Restate each of the lines given below, word for word.

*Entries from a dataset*
────────────────────

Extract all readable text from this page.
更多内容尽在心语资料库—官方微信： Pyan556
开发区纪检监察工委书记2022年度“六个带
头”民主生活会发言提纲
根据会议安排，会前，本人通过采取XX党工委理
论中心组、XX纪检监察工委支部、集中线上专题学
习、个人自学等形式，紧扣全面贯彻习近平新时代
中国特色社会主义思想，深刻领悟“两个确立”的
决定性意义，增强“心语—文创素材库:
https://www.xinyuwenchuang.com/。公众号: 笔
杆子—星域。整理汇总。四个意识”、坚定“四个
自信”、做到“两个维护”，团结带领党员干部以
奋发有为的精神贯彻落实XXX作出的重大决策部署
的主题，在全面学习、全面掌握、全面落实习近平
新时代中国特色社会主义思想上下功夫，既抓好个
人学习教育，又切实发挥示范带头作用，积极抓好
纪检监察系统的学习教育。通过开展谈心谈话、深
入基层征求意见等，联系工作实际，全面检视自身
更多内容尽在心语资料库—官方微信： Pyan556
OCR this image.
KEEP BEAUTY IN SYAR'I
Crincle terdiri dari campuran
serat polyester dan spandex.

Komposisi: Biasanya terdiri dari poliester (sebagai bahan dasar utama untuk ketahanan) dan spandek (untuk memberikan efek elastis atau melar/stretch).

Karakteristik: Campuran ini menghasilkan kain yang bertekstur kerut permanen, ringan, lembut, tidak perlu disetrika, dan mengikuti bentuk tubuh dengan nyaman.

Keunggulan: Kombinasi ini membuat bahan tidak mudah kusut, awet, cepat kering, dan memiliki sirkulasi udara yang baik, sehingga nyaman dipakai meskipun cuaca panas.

────────────────────

*Solution to this task*
Extract all readable text from this page.
更多内容尽在心语资料库—官方微信： Pyan556
开发区纪检监察工委书记2022年度“六个带
头”民主生活会发言提纲
根据会议安排，会前，本人通过采取XX党工委理
论中心组、XX纪检监察工委支部、集中线上专题学
习、个人自学等形式，紧扣全面贯彻习近平新时代
中国特色社会主义思想，深刻领悟“两个确立”的
决定性意义，增强“心语—文创素材库:
https://www.xinyuwenchuang.com/。公众号: 笔
杆子—星域。整理汇总。四个意识”、坚定“四个
自信”、做到“两个维护”，团结带领党员干部以
奋发有为的精神贯彻落实XXX作出的重大决策部署
的主题，在全面学习、全面掌握、全面落实习近平
新时代中国特色社会主义思想上下功夫，既抓好个
人学习教育，又切实发挥示范带头作用，积极抓好
纪检监察系统的学习教育。通过开展谈心谈话、深
入基层征求意见等，联系工作实际，全面检视自身
更多内容尽在心语资料库—官方微信： Pyan556
OCR this image.
KEEP BEAUTY IN SYAR'I
Crincle terdiri dari campuran
serat polyester dan spandex.

Komposisi: Biasanya terdiri dari poliester (sebagai bahan dasar utama untuk ketahanan) dan spandek (untuk memberikan efek elastis atau melar/stretch).

Karakteristik: Campuran ini menghasilkan kain yang bertekstur kerut permanen, ringan, lembut, tidak perlu disetrika, dan mengikuti bentuk tubuh dengan nyaman.

Keunggulan: Kombinasi ini membuat bahan tidak mudah kusut, awet, cepat kering, dan memiliki sirkulasi udara yang baik, sehingga nyaman dipakai meskipun cuaca panas.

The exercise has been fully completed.